■ **DIRECTIONS**: The data below is to be returned in full and exactly.

■ **TASK INPUTS**:
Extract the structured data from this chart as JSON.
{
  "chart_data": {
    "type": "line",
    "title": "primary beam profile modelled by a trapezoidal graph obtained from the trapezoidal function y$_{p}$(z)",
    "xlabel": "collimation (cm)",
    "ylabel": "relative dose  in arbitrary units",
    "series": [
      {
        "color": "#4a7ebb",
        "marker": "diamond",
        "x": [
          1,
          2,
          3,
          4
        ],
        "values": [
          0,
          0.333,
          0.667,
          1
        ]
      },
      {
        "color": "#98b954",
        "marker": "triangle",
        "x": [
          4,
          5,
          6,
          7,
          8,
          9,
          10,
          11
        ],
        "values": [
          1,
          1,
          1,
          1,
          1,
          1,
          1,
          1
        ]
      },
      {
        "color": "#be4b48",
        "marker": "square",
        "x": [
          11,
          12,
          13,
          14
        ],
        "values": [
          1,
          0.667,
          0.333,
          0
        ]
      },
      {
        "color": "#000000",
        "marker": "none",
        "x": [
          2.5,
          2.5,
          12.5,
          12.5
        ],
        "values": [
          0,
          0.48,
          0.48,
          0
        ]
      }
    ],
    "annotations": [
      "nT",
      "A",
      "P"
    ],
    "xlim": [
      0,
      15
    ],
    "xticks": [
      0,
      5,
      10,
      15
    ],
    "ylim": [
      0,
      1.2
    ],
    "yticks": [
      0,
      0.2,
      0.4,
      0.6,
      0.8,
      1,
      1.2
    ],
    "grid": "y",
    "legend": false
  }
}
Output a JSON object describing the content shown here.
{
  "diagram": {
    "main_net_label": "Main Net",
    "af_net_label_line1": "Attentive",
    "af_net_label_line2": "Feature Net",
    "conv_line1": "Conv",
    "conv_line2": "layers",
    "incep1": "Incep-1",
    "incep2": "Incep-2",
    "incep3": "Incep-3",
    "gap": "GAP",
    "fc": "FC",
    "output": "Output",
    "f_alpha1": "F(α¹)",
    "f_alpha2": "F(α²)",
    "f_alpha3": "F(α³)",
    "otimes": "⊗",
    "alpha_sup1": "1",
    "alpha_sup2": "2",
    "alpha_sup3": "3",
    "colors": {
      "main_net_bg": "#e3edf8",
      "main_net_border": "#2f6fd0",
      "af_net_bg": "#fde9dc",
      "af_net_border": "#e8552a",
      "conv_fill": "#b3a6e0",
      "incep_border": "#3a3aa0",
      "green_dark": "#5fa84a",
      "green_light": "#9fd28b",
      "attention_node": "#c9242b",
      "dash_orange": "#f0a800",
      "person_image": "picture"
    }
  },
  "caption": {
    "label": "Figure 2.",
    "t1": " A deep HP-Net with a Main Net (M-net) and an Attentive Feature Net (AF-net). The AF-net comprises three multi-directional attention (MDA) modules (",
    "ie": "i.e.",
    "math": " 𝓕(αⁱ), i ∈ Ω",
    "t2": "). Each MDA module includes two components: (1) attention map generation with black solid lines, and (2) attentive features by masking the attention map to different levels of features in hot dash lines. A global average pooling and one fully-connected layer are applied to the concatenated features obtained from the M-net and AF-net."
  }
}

■ **EXERCISE SOLUTION**:
Extract the structured data from this chart as JSON.
{
  "chart_data": {
    "type": "line",
    "title": "primary beam profile modelled by a trapezoidal graph obtained from the trapezoidal function y$_{p}$(z)",
    "xlabel": "collimation (cm)",
    "ylabel": "relative dose  in arbitrary units",
    "series": [
      {
        "color": "#4a7ebb",
        "marker": "diamond",
        "x": [
          1,
          2,
          3,
          4
        ],
        "values": [
          0,
          0.333,
          0.667,
          1
        ]
      },
      {
        "color": "#98b954",
        "marker": "triangle",
        "x": [
          4,
          5,
          6,
          7,
          8,
          9,
          10,
          11
        ],
        "values": [
          1,
          1,
          1,
          1,
          1,
          1,
          1,
          1
        ]
      },
      {
        "color": "#be4b48",
        "marker": "square",
        "x": [
          11,
          12,
          13,
          14
        ],
        "values": [
          1,
          0.667,
          0.333,
          0
        ]
      },
      {
        "color": "#000000",
        "marker": "none",
        "x": [
          2.5,
          2.5,
          12.5,
          12.5
        ],
        "values": [
          0,
          0.48,
          0.48,
          0
        ]
      }
    ],
    "annotations": [
      "nT",
      "A",
      "P"
    ],
    "xlim": [
      0,
      15
    ],
    "xticks": [
      0,
      5,
      10,
      15
    ],
    "ylim": [
      0,
      1.2
    ],
    "yticks": [
      0,
      0.2,
      0.4,
      0.6,
      0.8,
      1,
      1.2
    ],
    "grid": "y",
    "legend": false
  }
}
Output a JSON object describing the content shown here.
{
  "diagram": {
    "main_net_label": "Main Net",
    "af_net_label_line1": "Attentive",
    "af_net_label_line2": "Feature Net",
    "conv_line1": "Conv",
    "conv_line2": "layers",
    "incep1": "Incep-1",
    "incep2": "Incep-2",
    "incep3": "Incep-3",
    "gap": "GAP",
    "fc": "FC",
    "output": "Output",
    "f_alpha1": "F(α¹)",
    "f_alpha2": "F(α²)",
    "f_alpha3": "F(α³)",
    "otimes": "⊗",
    "alpha_sup1": "1",
    "alpha_sup2": "2",
    "alpha_sup3": "3",
    "colors": {
      "main_net_bg": "#e3edf8",
      "main_net_border": "#2f6fd0",
      "af_net_bg": "#fde9dc",
      "af_net_border": "#e8552a",
      "conv_fill": "#b3a6e0",
      "incep_border": "#3a3aa0",
      "green_dark": "#5fa84a",
      "green_light": "#9fd28b",
      "attention_node": "#c9242b",
      "dash_orange": "#f0a800",
      "person_image": "picture"
    }
  },
  "caption": {
    "label": "Figure 2.",
    "t1": " A deep HP-Net with a Main Net (M-net) and an Attentive Feature Net (AF-net). The AF-net comprises three multi-directional attention (MDA) modules (",
    "ie": "i.e.",
    "math": " 𝓕(αⁱ), i ∈ Ω",
    "t2": "). Each MDA module includes two components: (1) attention map generation with black solid lines, and (2) attentive features by masking the attention map to different levels of features in hot dash lines. A global average pooling and one fully-connected layer are applied to the concatenated features obtained from the M-net and AF-net."
  }
}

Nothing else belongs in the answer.